* **What to do**
Reproduce the listing word for word, leaving every picture behind.
[BEGIN]
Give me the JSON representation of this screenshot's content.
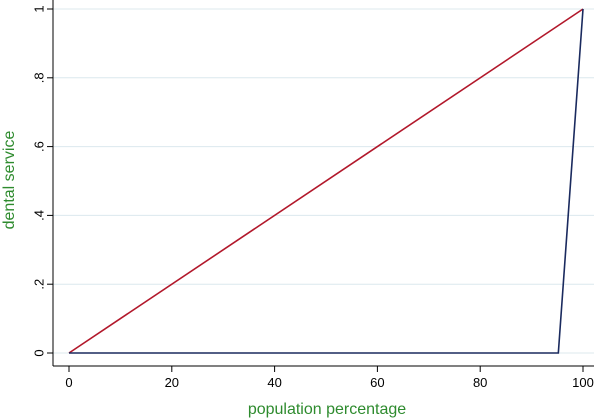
{
  "chart_data": {
    "type": "line",
    "title": "",
    "xlabel": "population percentage",
    "ylabel": "dental service",
    "xlim": [
      0,
      100
    ],
    "ylim": [
      0,
      1
    ],
    "x_ticks": [
      0,
      20,
      40,
      60,
      80,
      100
    ],
    "x_tick_labels": [
      "0",
      "20",
      "40",
      "60",
      "80",
      "100"
    ],
    "y_ticks": [
      0,
      0.2,
      0.4,
      0.6,
      0.8,
      1
    ],
    "y_tick_labels": [
      "0",
      ".2",
      ".4",
      ".6",
      ".8",
      "1"
    ],
    "grid": "horizontal",
    "legend": "none",
    "series": [
      {
        "x": [
          0,
          100
        ],
        "y": [
          0,
          1
        ],
        "color": "#b2182b"
      },
      {
        "x": [
          0,
          95.2,
          100
        ],
        "y": [
          0,
          0,
          1
        ],
        "color": "#1a2a5e"
      }
    ]
  },
  "colors": {
    "axis_title": "#2e8b2e",
    "grid": "#dce8ee",
    "axis": "#000000"
  }
}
[END]
* **Reply**
Give me the JSON representation of this screenshot's content.
{
  "chart_data": {
    "type": "line",
    "title": "",
    "xlabel": "population percentage",
    "ylabel": "dental service",
    "xlim": [
      0,
      100
    ],
    "ylim": [
      0,
      1
    ],
    "x_ticks": [
      0,
      20,
      40,
      60,
      80,
      100
    ],
    "x_tick_labels": [
      "0",
      "20",
      "40",
      "60",
      "80",
      "100"
    ],
    "y_ticks": [
      0,
      0.2,
      0.4,
      0.6,
      0.8,
      1
    ],
    "y_tick_labels": [
      "0",
      ".2",
      ".4",
      ".6",
      ".8",
      "1"
    ],
    "grid": "horizontal",
    "legend": "none",
    "series": [
      {
        "x": [
          0,
          100
        ],
        "y": [
          0,
          1
        ],
        "color": "#b2182b"
      },
      {
        "x": [
          0,
          95.2,
          100
        ],
        "y": [
          0,
          0,
          1
        ],
        "color": "#1a2a5e"
      }
    ]
  },
  "colors": {
    "axis_title": "#2e8b2e",
    "grid": "#dce8ee",
    "axis": "#000000"
  }
}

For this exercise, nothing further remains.